## AIM OF THE EXERCISE
Only lines with the string "sich" matter here; gather them from the material below.

## Data entries
□ □ □

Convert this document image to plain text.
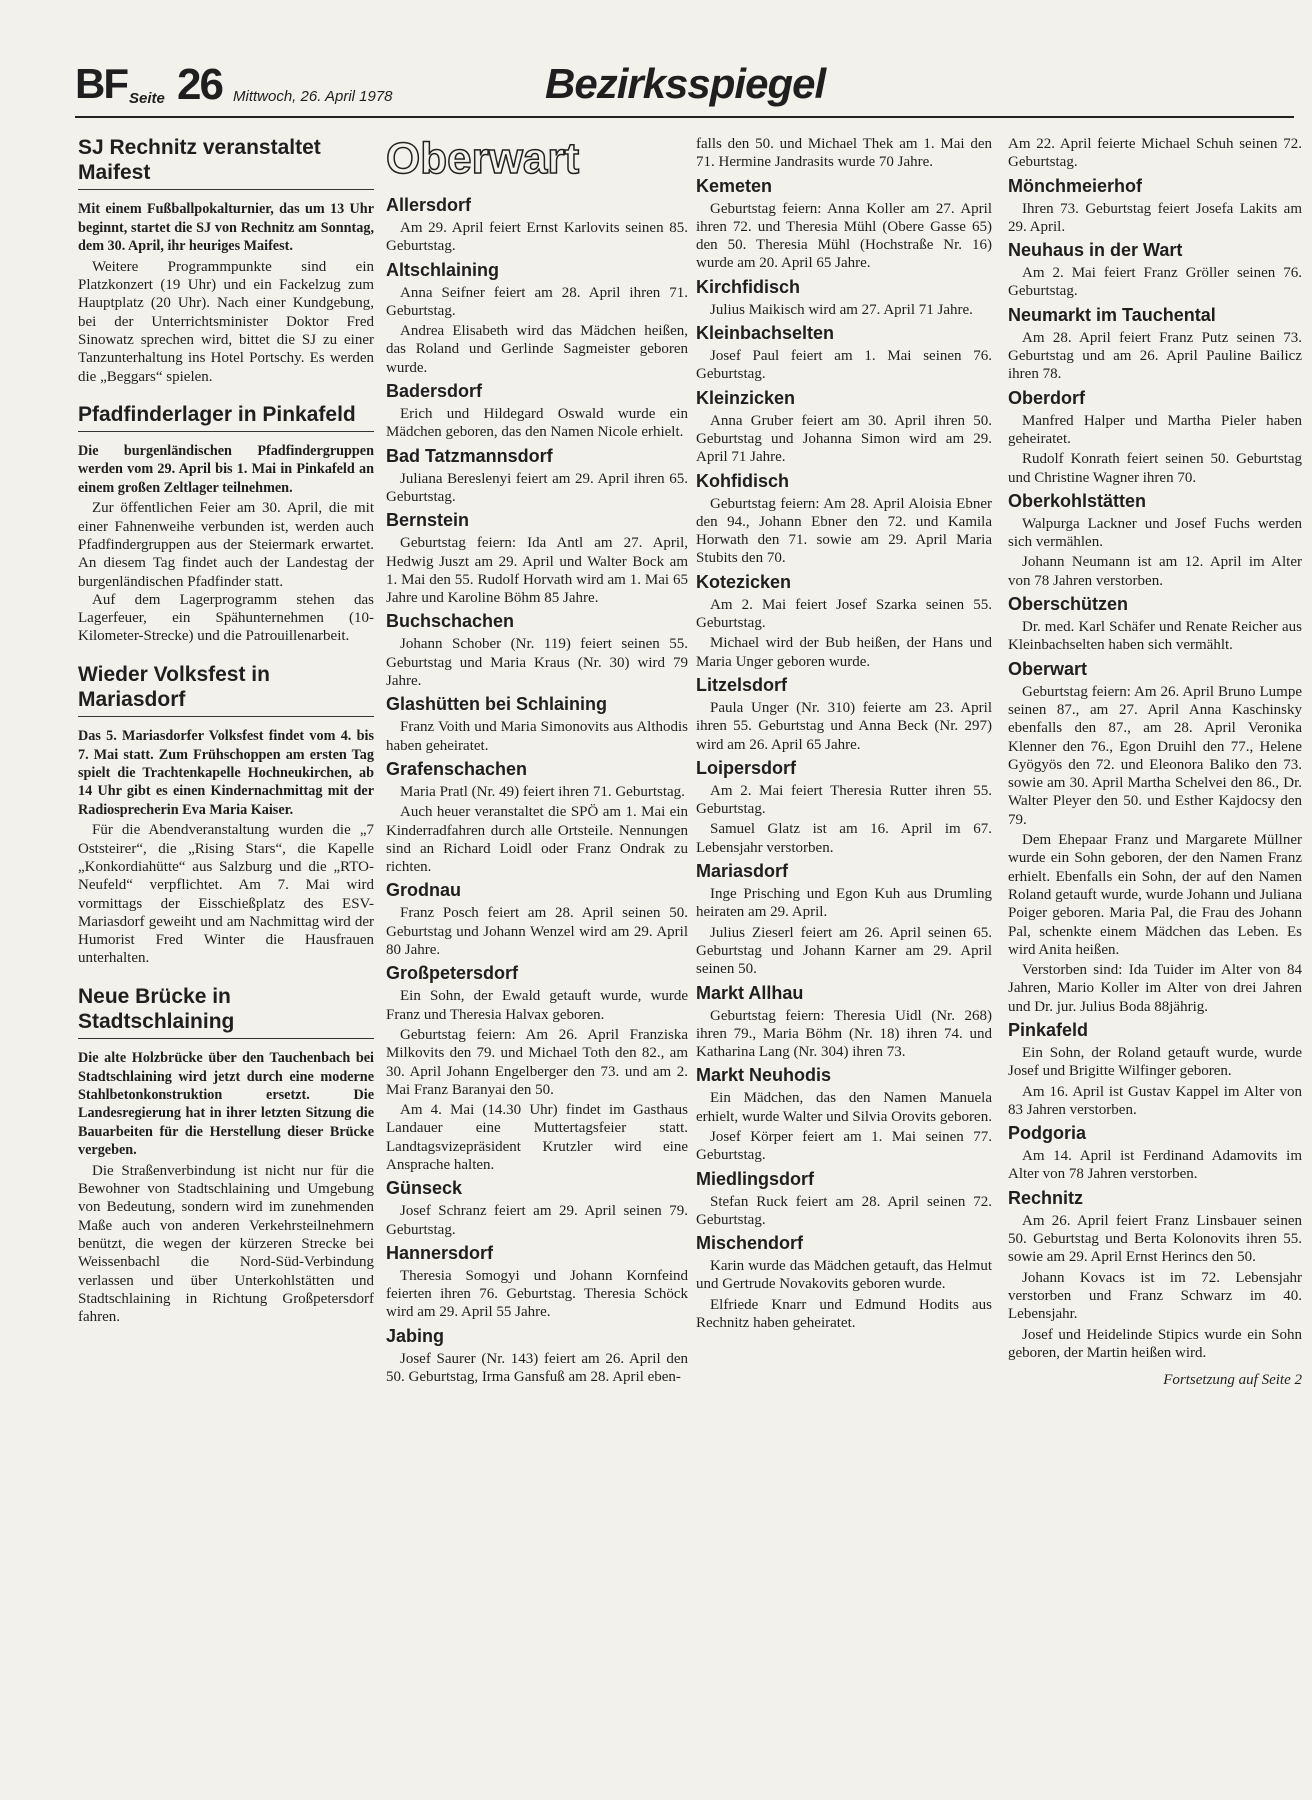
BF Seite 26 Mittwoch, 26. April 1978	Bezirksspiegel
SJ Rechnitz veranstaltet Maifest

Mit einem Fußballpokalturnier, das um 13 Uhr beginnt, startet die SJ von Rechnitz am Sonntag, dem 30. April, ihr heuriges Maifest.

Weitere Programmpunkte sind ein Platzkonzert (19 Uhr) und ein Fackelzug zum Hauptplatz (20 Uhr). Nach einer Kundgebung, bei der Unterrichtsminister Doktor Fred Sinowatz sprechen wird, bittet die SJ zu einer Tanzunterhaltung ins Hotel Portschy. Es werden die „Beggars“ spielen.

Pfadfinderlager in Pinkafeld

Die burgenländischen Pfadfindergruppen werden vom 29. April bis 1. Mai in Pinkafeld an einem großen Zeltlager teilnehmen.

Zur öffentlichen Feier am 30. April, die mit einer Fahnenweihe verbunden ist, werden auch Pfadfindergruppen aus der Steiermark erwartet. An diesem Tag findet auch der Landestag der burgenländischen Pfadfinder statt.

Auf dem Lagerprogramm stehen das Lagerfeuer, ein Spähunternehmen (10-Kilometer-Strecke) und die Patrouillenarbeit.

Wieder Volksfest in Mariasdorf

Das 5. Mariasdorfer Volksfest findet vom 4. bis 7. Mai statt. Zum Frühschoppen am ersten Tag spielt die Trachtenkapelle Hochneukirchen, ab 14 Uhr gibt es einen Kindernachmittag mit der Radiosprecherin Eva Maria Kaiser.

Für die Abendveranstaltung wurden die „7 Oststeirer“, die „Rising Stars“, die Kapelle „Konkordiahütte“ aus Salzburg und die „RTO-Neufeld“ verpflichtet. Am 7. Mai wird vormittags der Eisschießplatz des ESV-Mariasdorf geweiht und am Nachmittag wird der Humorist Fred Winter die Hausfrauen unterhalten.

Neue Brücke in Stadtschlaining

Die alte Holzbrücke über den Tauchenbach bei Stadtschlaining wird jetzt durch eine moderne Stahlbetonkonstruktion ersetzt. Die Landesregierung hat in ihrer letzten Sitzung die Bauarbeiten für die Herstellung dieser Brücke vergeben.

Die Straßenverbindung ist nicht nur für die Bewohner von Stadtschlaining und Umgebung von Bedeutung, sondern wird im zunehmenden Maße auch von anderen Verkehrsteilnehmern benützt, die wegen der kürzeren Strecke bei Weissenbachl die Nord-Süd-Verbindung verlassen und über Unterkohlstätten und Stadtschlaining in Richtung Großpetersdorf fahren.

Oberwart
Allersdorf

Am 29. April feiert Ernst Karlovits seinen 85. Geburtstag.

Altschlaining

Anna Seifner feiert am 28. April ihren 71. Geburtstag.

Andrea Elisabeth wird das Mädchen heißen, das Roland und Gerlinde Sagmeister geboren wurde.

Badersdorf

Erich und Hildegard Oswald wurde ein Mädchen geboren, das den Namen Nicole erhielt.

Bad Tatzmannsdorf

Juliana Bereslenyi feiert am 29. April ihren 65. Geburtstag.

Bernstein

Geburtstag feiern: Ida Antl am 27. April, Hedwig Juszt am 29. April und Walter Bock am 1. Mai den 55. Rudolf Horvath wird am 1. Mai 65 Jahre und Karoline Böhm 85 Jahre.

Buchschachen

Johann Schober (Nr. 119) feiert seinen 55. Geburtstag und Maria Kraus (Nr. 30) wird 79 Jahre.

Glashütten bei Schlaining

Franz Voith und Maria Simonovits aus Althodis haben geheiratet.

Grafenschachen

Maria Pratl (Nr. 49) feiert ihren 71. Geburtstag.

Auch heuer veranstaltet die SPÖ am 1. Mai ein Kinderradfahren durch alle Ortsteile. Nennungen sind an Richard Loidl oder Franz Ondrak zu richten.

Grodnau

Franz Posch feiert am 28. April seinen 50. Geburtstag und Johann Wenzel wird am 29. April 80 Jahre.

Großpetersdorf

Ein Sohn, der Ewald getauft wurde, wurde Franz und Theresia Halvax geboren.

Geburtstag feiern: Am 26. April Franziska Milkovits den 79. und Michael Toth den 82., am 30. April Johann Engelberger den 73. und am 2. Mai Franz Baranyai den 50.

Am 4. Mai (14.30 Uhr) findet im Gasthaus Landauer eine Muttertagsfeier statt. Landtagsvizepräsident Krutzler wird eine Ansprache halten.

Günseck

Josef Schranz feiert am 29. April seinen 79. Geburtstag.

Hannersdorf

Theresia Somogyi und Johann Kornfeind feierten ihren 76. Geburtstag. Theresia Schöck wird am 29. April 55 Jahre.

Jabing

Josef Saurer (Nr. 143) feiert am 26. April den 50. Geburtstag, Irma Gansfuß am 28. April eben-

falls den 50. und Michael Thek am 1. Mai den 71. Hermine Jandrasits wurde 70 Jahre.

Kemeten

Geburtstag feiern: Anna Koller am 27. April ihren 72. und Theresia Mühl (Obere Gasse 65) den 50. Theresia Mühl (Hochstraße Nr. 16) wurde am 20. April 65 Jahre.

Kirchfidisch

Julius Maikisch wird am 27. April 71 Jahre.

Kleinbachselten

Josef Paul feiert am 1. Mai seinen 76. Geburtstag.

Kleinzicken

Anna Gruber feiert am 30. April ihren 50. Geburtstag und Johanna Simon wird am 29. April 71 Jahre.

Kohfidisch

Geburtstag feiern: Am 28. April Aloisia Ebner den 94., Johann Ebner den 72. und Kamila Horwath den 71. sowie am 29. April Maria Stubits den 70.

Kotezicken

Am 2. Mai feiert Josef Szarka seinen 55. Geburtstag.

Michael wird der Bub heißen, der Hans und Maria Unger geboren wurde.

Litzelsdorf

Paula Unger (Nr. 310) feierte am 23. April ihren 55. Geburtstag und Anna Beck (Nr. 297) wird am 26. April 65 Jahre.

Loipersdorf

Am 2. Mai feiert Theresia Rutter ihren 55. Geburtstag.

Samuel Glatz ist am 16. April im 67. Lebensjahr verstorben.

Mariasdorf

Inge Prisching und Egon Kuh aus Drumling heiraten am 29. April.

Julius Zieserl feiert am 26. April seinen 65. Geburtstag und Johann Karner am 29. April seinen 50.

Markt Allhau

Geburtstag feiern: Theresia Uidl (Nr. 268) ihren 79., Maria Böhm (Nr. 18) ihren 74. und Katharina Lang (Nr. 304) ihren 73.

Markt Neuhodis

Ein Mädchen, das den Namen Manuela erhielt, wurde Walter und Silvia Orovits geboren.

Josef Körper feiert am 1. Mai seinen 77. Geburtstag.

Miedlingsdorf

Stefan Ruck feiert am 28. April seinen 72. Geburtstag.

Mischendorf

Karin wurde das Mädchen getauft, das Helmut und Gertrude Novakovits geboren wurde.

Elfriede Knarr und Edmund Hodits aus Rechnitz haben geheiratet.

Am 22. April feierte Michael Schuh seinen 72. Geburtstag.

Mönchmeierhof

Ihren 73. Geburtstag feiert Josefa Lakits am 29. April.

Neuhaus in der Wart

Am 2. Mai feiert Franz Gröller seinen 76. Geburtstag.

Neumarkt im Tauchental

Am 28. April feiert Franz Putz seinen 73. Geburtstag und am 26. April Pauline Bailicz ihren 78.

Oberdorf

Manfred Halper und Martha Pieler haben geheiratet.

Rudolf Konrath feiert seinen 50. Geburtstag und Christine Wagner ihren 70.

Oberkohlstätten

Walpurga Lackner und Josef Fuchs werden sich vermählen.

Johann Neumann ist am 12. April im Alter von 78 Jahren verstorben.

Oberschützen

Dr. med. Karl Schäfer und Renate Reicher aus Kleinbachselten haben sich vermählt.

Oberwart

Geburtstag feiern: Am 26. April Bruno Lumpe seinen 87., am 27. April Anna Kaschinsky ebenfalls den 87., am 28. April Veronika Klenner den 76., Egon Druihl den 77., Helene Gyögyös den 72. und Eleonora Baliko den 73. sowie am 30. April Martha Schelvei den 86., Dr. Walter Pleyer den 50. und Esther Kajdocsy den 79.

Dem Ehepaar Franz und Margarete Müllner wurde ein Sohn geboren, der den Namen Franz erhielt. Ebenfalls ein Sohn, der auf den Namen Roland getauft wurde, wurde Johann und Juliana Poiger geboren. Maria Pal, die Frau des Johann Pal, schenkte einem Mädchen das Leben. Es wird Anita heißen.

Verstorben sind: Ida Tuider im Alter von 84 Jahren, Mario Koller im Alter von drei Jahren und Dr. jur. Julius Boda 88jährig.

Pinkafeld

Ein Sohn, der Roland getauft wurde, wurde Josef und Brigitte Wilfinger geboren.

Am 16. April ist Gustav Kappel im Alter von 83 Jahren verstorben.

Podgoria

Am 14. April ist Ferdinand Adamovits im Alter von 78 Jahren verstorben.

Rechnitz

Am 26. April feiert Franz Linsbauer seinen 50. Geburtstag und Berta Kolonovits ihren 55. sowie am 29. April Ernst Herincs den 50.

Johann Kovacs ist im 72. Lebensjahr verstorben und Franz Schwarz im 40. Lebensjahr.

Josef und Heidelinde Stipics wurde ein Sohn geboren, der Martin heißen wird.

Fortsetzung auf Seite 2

□ □ □

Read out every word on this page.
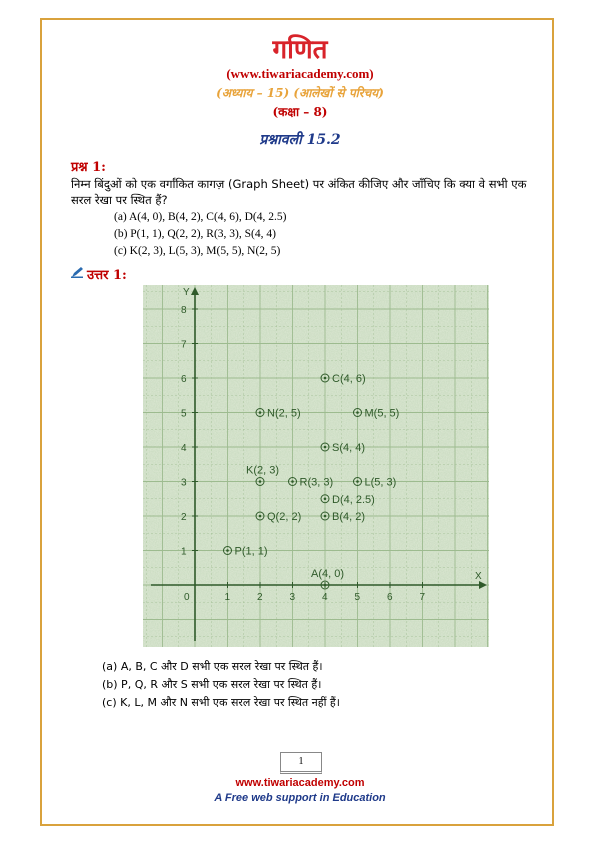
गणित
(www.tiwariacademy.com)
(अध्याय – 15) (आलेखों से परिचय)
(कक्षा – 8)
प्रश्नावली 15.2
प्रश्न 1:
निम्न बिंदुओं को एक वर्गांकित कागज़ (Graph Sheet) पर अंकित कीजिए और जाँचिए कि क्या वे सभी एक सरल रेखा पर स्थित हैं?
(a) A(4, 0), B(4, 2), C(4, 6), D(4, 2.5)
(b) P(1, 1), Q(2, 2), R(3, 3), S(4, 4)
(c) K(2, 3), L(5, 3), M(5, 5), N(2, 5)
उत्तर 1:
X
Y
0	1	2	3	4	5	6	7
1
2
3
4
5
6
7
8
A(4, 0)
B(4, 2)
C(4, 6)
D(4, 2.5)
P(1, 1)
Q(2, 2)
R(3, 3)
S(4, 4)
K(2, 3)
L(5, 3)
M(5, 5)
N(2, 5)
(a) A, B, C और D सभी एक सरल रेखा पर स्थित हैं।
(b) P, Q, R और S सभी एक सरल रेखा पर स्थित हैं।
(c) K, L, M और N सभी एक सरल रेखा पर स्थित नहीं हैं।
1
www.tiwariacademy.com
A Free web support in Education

□ □ □

## TASK OUTPUT
Walpurga Lackner und Josef Fuchs werden sich vermählen.
Dr. med. Karl Schäfer und Renate Reicher aus Kleinbachselten haben sich vermählt.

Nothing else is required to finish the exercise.